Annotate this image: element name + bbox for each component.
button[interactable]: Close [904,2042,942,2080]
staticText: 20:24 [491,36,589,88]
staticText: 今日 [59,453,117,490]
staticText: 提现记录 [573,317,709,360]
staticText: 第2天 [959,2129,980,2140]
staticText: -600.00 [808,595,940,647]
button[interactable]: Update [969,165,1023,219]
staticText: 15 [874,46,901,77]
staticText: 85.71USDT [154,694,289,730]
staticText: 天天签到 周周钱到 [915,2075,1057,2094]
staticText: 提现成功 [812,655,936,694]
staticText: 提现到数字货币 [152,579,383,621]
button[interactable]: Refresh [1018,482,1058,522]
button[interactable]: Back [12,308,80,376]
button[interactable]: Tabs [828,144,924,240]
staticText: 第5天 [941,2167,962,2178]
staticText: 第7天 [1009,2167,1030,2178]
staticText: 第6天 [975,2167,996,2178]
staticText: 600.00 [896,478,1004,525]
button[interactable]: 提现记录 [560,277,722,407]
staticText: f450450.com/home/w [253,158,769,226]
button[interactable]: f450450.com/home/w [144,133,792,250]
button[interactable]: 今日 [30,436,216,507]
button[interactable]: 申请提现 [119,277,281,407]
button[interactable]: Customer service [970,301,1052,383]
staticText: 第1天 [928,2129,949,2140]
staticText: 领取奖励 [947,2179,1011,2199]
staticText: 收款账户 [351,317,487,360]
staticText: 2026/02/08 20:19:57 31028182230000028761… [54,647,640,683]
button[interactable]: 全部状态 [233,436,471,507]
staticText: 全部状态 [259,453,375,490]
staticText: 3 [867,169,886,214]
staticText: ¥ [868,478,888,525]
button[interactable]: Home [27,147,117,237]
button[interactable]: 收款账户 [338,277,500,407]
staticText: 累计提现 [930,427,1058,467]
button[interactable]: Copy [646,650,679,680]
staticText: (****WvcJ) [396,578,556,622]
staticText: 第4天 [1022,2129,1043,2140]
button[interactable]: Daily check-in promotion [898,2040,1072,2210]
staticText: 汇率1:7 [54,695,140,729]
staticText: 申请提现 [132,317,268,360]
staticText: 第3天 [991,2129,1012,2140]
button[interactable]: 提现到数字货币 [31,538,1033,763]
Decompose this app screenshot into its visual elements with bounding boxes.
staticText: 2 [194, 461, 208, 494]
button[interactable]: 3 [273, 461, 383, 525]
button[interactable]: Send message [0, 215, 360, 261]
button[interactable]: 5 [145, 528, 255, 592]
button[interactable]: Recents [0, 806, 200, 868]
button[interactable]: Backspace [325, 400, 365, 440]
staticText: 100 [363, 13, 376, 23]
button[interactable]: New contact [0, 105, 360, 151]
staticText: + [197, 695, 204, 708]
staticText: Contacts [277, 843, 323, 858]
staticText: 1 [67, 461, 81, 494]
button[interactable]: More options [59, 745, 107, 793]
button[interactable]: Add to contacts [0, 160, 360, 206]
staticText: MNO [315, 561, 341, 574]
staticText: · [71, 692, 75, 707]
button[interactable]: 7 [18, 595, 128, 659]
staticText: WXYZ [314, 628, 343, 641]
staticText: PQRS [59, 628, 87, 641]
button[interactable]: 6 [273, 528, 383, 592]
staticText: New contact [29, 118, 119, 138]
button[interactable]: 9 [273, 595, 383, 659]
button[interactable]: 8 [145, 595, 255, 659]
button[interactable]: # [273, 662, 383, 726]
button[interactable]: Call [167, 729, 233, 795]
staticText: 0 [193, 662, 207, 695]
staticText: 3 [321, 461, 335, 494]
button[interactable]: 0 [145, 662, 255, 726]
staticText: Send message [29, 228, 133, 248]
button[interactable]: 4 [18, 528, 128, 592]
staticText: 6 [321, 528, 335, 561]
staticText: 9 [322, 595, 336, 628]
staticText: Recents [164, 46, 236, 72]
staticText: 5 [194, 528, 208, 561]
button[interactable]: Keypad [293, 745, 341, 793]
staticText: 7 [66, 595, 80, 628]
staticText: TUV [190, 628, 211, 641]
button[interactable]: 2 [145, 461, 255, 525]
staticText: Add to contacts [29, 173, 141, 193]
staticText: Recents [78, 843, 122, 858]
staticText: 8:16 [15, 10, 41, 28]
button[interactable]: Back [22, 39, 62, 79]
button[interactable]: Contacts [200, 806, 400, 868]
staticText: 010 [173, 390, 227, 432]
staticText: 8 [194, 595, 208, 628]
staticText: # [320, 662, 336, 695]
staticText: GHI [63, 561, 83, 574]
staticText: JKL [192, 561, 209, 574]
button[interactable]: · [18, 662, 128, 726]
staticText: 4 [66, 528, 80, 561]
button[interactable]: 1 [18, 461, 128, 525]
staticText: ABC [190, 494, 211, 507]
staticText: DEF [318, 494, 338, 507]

* * * * * * *

● **To do**
Rewrite all the entries above, swapping every "Recents" for "History" and keeping everything else the same.

● **Full response**
Annotate this image: element name + bbox for each component.
button[interactable]: Close [904,2042,942,2080]
staticText: 20:24 [491,36,589,88]
staticText: 今日 [59,453,117,490]
staticText: 提现记录 [573,317,709,360]
staticText: 第2天 [959,2129,980,2140]
staticText: -600.00 [808,595,940,647]
button[interactable]: Update [969,165,1023,219]
staticText: 15 [874,46,901,77]
staticText: 85.71USDT [154,694,289,730]
staticText: 天天签到 周周钱到 [915,2075,1057,2094]
staticText: 提现成功 [812,655,936,694]
staticText: 提现到数字货币 [152,579,383,621]
button[interactable]: Refresh [1018,482,1058,522]
button[interactable]: Back [12,308,80,376]
button[interactable]: Tabs [828,144,924,240]
staticText: 第5天 [941,2167,962,2178]
staticText: 第7天 [1009,2167,1030,2178]
staticText: 第6天 [975,2167,996,2178]
staticText: 600.00 [896,478,1004,525]
button[interactable]: 提现记录 [560,277,722,407]
staticText: f450450.com/home/w [253,158,769,226]
button[interactable]: f450450.com/home/w [144,133,792,250]
button[interactable]: 今日 [30,436,216,507]
button[interactable]: 申请提现 [119,277,281,407]
button[interactable]: Customer service [970,301,1052,383]
staticText: 第1天 [928,2129,949,2140]
staticText: 领取奖励 [947,2179,1011,2199]
staticText: 收款账户 [351,317,487,360]
staticText: 2026/02/08 20:19:57 31028182230000028761… [54,647,640,683]
button[interactable]: 全部状态 [233,436,471,507]
staticText: 全部状态 [259,453,375,490]
staticText: 3 [867,169,886,214]
staticText: ¥ [868,478,888,525]
button[interactable]: Home [27,147,117,237]
button[interactable]: 收款账户 [338,277,500,407]
staticText: 累计提现 [930,427,1058,467]
button[interactable]: Copy [646,650,679,680]
staticText: (****WvcJ) [396,578,556,622]
staticText: 第4天 [1022,2129,1043,2140]
button[interactable]: Daily check-in promotion [898,2040,1072,2210]
staticText: 汇率1:7 [54,695,140,729]
staticText: 申请提现 [132,317,268,360]
staticText: 第3天 [991,2129,1012,2140]
button[interactable]: 提现到数字货币 [31,538,1033,763]
Decompose this app screenshot into its visual elements with bounding boxes.
staticText: 2 [194, 461, 208, 494]
button[interactable]: 3 [273, 461, 383, 525]
button[interactable]: Send message [0, 215, 360, 261]
button[interactable]: 5 [145, 528, 255, 592]
button[interactable]: History [0, 806, 200, 868]
button[interactable]: Backspace [325, 400, 365, 440]
staticText: 100 [363, 13, 376, 23]
button[interactable]: New contact [0, 105, 360, 151]
staticText: + [197, 695, 204, 708]
staticText: Contacts [277, 843, 323, 858]
staticText: 1 [67, 461, 81, 494]
button[interactable]: More options [59, 745, 107, 793]
button[interactable]: Add to contacts [0, 160, 360, 206]
staticText: MNO [315, 561, 341, 574]
staticText: · [71, 692, 75, 707]
button[interactable]: 7 [18, 595, 128, 659]
staticText: WXYZ [314, 628, 343, 641]
staticText: PQRS [59, 628, 87, 641]
button[interactable]: 6 [273, 528, 383, 592]
staticText: New contact [29, 118, 119, 138]
button[interactable]: 9 [273, 595, 383, 659]
button[interactable]: 8 [145, 595, 255, 659]
button[interactable]: # [273, 662, 383, 726]
button[interactable]: Call [167, 729, 233, 795]
staticText: 0 [193, 662, 207, 695]
staticText: 3 [321, 461, 335, 494]
button[interactable]: 0 [145, 662, 255, 726]
staticText: Send message [29, 228, 133, 248]
button[interactable]: 4 [18, 528, 128, 592]
staticText: 6 [321, 528, 335, 561]
staticText: 9 [322, 595, 336, 628]
staticText: History [164, 46, 236, 72]
staticText: 5 [194, 528, 208, 561]
button[interactable]: Keypad [293, 745, 341, 793]
staticText: 7 [66, 595, 80, 628]
staticText: TUV [190, 628, 211, 641]
button[interactable]: 2 [145, 461, 255, 525]
staticText: Add to contacts [29, 173, 141, 193]
staticText: History [78, 843, 122, 858]
staticText: 8:16 [15, 10, 41, 28]
button[interactable]: Back [22, 39, 62, 79]
button[interactable]: Contacts [200, 806, 400, 868]
staticText: 010 [173, 390, 227, 432]
staticText: 8 [194, 595, 208, 628]
staticText: # [320, 662, 336, 695]
staticText: GHI [63, 561, 83, 574]
staticText: JKL [192, 561, 209, 574]
button[interactable]: · [18, 662, 128, 726]
staticText: 4 [66, 528, 80, 561]
button[interactable]: 1 [18, 461, 128, 525]
staticText: ABC [190, 494, 211, 507]
staticText: DEF [318, 494, 338, 507]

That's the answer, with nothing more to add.